§ **Input material**:
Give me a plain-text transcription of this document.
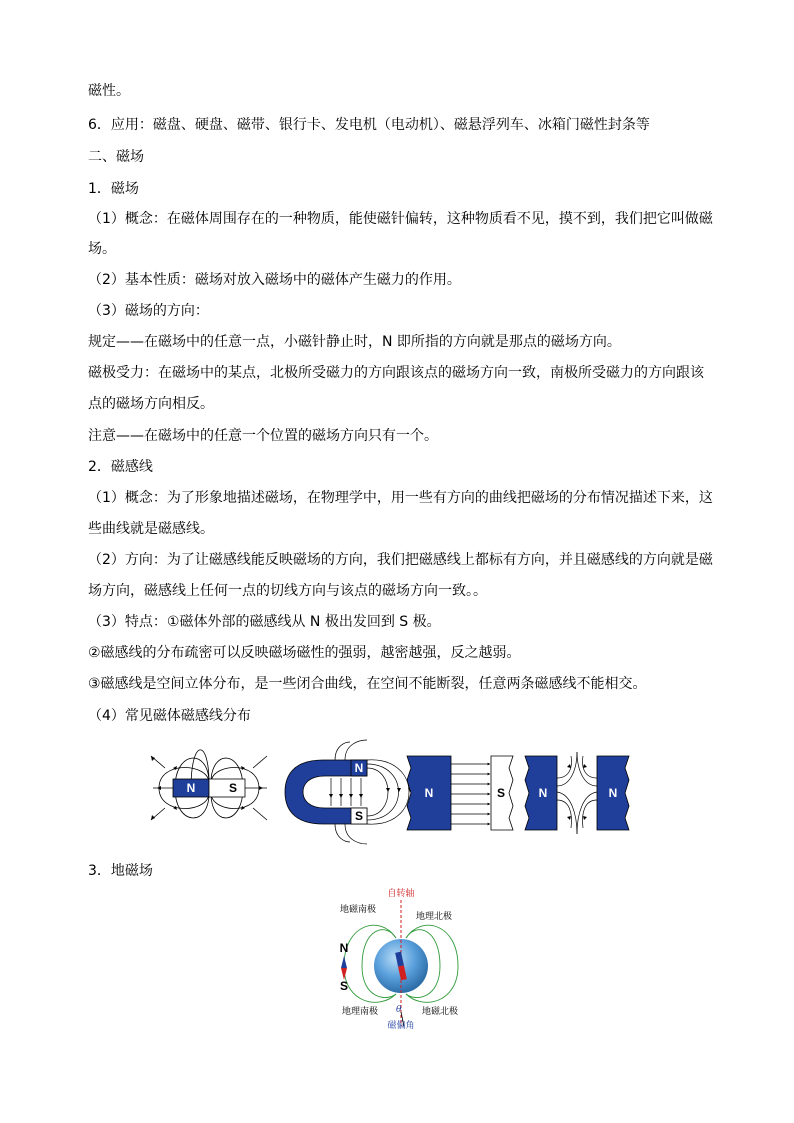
磁性。
6．应用：磁盘、硬盘、磁带、银行卡、发电机（电动机）、磁悬浮列车、冰箱门磁性封条等
二、磁场
1．磁场
（1）概念：在磁体周围存在的一种物质，能使磁针偏转，这种物质看不见，摸不到，我们把它叫做磁
场。
（2）基本性质：磁场对放入磁场中的磁体产生磁力的作用。
（3）磁场的方向：
规定——在磁场中的任意一点，小磁针静止时，N 即所指的方向就是那点的磁场方向。
磁极受力：在磁场中的某点，北极所受磁力的方向跟该点的磁场方向一致，南极所受磁力的方向跟该
点的磁场方向相反。
注意——在磁场中的任意一个位置的磁场方向只有一个。
2．磁感线
（1）概念：为了形象地描述磁场，在物理学中，用一些有方向的曲线把磁场的分布情况描述下来，这
些曲线就是磁感线。
（2）方向：为了让磁感线能反映磁场的方向，我们把磁感线上都标有方向，并且磁感线的方向就是磁
场方向，磁感线上任何一点的切线方向与该点的磁场方向一致。。
（3）特点：①磁体外部的磁感线从 N 极出发回到 S 极。
②磁感线的分布疏密可以反映磁场磁性的强弱，越密越强，反之越弱。
③磁感线是空间立体分布，是一些闭合曲线，在空间不能断裂，任意两条磁感线不能相交。
（4）常见磁体磁感线分布
N	S
N
S
N	S	N	N
3．地磁场
自转轴
地磁南极
地理北极
地理南极	地磁北极
θ
磁偏角
N
S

§ **What to produce**:
Extract all the data above exactly, excluding every picture.

§ **The output**:
Give me a plain-text transcription of this document.
磁性。
6．应用：磁盘、硬盘、磁带、银行卡、发电机（电动机）、磁悬浮列车、冰箱门磁性封条等
二、磁场
1．磁场
（1）概念：在磁体周围存在的一种物质，能使磁针偏转，这种物质看不见，摸不到，我们把它叫做磁
场。
（2）基本性质：磁场对放入磁场中的磁体产生磁力的作用。
（3）磁场的方向：
规定——在磁场中的任意一点，小磁针静止时，N 即所指的方向就是那点的磁场方向。
磁极受力：在磁场中的某点，北极所受磁力的方向跟该点的磁场方向一致，南极所受磁力的方向跟该
点的磁场方向相反。
注意——在磁场中的任意一个位置的磁场方向只有一个。
2．磁感线
（1）概念：为了形象地描述磁场，在物理学中，用一些有方向的曲线把磁场的分布情况描述下来，这
些曲线就是磁感线。
（2）方向：为了让磁感线能反映磁场的方向，我们把磁感线上都标有方向，并且磁感线的方向就是磁
场方向，磁感线上任何一点的切线方向与该点的磁场方向一致。。
（3）特点：①磁体外部的磁感线从 N 极出发回到 S 极。
②磁感线的分布疏密可以反映磁场磁性的强弱，越密越强，反之越弱。
③磁感线是空间立体分布，是一些闭合曲线，在空间不能断裂，任意两条磁感线不能相交。
（4）常见磁体磁感线分布
N	S
N
S
N	S	N	N
3．地磁场
自转轴
地磁南极
地理北极
地理南极	地磁北极
θ
磁偏角
N
S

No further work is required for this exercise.